AIM OF THE EXERCISE
Write every line of the material out exactly as shown.

MATERIAL FOR THIS TASK
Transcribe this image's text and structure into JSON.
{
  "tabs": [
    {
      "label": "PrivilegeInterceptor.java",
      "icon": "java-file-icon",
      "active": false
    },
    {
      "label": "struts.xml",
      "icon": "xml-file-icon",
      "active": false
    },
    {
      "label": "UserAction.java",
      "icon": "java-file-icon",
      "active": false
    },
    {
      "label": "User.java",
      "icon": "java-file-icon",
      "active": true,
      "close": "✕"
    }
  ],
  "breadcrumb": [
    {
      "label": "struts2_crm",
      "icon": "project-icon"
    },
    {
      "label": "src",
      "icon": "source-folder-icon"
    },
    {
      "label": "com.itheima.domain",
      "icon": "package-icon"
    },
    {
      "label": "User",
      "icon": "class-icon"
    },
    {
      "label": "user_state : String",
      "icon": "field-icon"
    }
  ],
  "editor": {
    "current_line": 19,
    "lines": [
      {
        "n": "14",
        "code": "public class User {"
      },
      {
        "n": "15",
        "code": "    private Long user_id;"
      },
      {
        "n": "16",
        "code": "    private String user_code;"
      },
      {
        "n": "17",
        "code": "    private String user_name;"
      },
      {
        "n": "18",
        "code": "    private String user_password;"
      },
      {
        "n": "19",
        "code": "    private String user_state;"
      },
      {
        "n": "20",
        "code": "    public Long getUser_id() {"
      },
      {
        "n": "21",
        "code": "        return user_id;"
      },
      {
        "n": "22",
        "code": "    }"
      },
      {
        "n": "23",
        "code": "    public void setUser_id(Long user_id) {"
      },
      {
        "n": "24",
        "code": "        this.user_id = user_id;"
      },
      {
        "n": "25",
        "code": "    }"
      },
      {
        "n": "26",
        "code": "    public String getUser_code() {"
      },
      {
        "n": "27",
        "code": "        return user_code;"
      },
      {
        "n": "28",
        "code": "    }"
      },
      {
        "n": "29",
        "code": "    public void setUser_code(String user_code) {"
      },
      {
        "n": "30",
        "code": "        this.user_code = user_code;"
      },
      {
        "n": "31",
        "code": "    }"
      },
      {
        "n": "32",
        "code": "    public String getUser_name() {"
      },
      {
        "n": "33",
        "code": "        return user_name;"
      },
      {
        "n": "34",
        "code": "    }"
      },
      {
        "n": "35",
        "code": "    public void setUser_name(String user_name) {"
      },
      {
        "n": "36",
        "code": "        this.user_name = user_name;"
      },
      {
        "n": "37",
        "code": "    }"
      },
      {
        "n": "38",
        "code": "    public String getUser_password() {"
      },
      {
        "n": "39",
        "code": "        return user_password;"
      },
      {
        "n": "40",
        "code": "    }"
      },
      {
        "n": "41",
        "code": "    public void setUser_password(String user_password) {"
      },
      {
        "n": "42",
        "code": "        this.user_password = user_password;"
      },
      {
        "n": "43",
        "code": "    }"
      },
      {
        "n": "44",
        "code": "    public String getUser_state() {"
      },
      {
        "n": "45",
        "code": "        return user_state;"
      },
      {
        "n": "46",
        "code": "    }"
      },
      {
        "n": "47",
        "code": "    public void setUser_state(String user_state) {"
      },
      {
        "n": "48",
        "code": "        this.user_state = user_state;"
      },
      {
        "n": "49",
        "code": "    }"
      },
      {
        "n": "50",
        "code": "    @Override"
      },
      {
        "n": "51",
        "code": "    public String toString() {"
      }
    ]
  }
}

SOLUTION
Transcribe this image's text and structure into JSON.
{
  "tabs": [
    {
      "label": "PrivilegeInterceptor.java",
      "icon": "java-file-icon",
      "active": false
    },
    {
      "label": "struts.xml",
      "icon": "xml-file-icon",
      "active": false
    },
    {
      "label": "UserAction.java",
      "icon": "java-file-icon",
      "active": false
    },
    {
      "label": "User.java",
      "icon": "java-file-icon",
      "active": true,
      "close": "✕"
    }
  ],
  "breadcrumb": [
    {
      "label": "struts2_crm",
      "icon": "project-icon"
    },
    {
      "label": "src",
      "icon": "source-folder-icon"
    },
    {
      "label": "com.itheima.domain",
      "icon": "package-icon"
    },
    {
      "label": "User",
      "icon": "class-icon"
    },
    {
      "label": "user_state : String",
      "icon": "field-icon"
    }
  ],
  "editor": {
    "current_line": 19,
    "lines": [
      {
        "n": "14",
        "code": "public class User {"
      },
      {
        "n": "15",
        "code": "    private Long user_id;"
      },
      {
        "n": "16",
        "code": "    private String user_code;"
      },
      {
        "n": "17",
        "code": "    private String user_name;"
      },
      {
        "n": "18",
        "code": "    private String user_password;"
      },
      {
        "n": "19",
        "code": "    private String user_state;"
      },
      {
        "n": "20",
        "code": "    public Long getUser_id() {"
      },
      {
        "n": "21",
        "code": "        return user_id;"
      },
      {
        "n": "22",
        "code": "    }"
      },
      {
        "n": "23",
        "code": "    public void setUser_id(Long user_id) {"
      },
      {
        "n": "24",
        "code": "        this.user_id = user_id;"
      },
      {
        "n": "25",
        "code": "    }"
      },
      {
        "n": "26",
        "code": "    public String getUser_code() {"
      },
      {
        "n": "27",
        "code": "        return user_code;"
      },
      {
        "n": "28",
        "code": "    }"
      },
      {
        "n": "29",
        "code": "    public void setUser_code(String user_code) {"
      },
      {
        "n": "30",
        "code": "        this.user_code = user_code;"
      },
      {
        "n": "31",
        "code": "    }"
      },
      {
        "n": "32",
        "code": "    public String getUser_name() {"
      },
      {
        "n": "33",
        "code": "        return user_name;"
      },
      {
        "n": "34",
        "code": "    }"
      },
      {
        "n": "35",
        "code": "    public void setUser_name(String user_name) {"
      },
      {
        "n": "36",
        "code": "        this.user_name = user_name;"
      },
      {
        "n": "37",
        "code": "    }"
      },
      {
        "n": "38",
        "code": "    public String getUser_password() {"
      },
      {
        "n": "39",
        "code": "        return user_password;"
      },
      {
        "n": "40",
        "code": "    }"
      },
      {
        "n": "41",
        "code": "    public void setUser_password(String user_password) {"
      },
      {
        "n": "42",
        "code": "        this.user_password = user_password;"
      },
      {
        "n": "43",
        "code": "    }"
      },
      {
        "n": "44",
        "code": "    public String getUser_state() {"
      },
      {
        "n": "45",
        "code": "        return user_state;"
      },
      {
        "n": "46",
        "code": "    }"
      },
      {
        "n": "47",
        "code": "    public void setUser_state(String user_state) {"
      },
      {
        "n": "48",
        "code": "        this.user_state = user_state;"
      },
      {
        "n": "49",
        "code": "    }"
      },
      {
        "n": "50",
        "code": "    @Override"
      },
      {
        "n": "51",
        "code": "    public String toString() {"
      }
    ]
  }
}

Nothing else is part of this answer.